** Start DATA TO USE **
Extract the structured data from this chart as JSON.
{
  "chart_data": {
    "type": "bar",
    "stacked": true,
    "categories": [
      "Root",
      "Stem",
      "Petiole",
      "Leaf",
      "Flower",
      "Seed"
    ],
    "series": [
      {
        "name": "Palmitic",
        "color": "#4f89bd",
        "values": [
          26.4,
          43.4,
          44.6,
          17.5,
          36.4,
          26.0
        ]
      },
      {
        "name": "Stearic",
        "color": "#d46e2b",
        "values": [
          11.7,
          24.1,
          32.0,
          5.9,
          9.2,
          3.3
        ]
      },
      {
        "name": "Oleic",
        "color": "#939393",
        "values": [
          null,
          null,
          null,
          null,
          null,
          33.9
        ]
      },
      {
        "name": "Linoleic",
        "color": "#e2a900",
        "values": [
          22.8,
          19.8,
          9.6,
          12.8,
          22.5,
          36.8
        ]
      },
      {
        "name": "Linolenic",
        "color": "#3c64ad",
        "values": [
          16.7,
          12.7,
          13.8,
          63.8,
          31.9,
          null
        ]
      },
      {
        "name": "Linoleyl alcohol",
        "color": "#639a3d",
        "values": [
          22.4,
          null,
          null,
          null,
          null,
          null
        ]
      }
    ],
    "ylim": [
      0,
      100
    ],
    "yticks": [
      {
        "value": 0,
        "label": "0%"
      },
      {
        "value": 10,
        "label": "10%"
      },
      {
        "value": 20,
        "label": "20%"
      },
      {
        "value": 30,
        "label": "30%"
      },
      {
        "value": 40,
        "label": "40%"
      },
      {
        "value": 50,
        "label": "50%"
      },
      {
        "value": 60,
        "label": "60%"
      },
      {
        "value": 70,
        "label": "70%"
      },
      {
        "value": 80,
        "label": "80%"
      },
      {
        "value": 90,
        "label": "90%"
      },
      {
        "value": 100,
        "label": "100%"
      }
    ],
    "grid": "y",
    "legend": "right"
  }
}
** End DATA TO USE **
TASK GOAL – Print the complete listing again, exactly as it stands.

RIGHT ANSWER –
Extract the structured data from this chart as JSON.
{
  "chart_data": {
    "type": "bar",
    "stacked": true,
    "categories": [
      "Root",
      "Stem",
      "Petiole",
      "Leaf",
      "Flower",
      "Seed"
    ],
    "series": [
      {
        "name": "Palmitic",
        "color": "#4f89bd",
        "values": [
          26.4,
          43.4,
          44.6,
          17.5,
          36.4,
          26.0
        ]
      },
      {
        "name": "Stearic",
        "color": "#d46e2b",
        "values": [
          11.7,
          24.1,
          32.0,
          5.9,
          9.2,
          3.3
        ]
      },
      {
        "name": "Oleic",
        "color": "#939393",
        "values": [
          null,
          null,
          null,
          null,
          null,
          33.9
        ]
      },
      {
        "name": "Linoleic",
        "color": "#e2a900",
        "values": [
          22.8,
          19.8,
          9.6,
          12.8,
          22.5,
          36.8
        ]
      },
      {
        "name": "Linolenic",
        "color": "#3c64ad",
        "values": [
          16.7,
          12.7,
          13.8,
          63.8,
          31.9,
          null
        ]
      },
      {
        "name": "Linoleyl alcohol",
        "color": "#639a3d",
        "values": [
          22.4,
          null,
          null,
          null,
          null,
          null
        ]
      }
    ],
    "ylim": [
      0,
      100
    ],
    "yticks": [
      {
        "value": 0,
        "label": "0%"
      },
      {
        "value": 10,
        "label": "10%"
      },
      {
        "value": 20,
        "label": "20%"
      },
      {
        "value": 30,
        "label": "30%"
      },
      {
        "value": 40,
        "label": "40%"
      },
      {
        "value": 50,
        "label": "50%"
      },
      {
        "value": 60,
        "label": "60%"
      },
      {
        "value": 70,
        "label": "70%"
      },
      {
        "value": 80,
        "label": "80%"
      },
      {
        "value": 90,
        "label": "90%"
      },
      {
        "value": 100,
        "label": "100%"
      }
    ],
    "grid": "y",
    "legend": "right"
  }
}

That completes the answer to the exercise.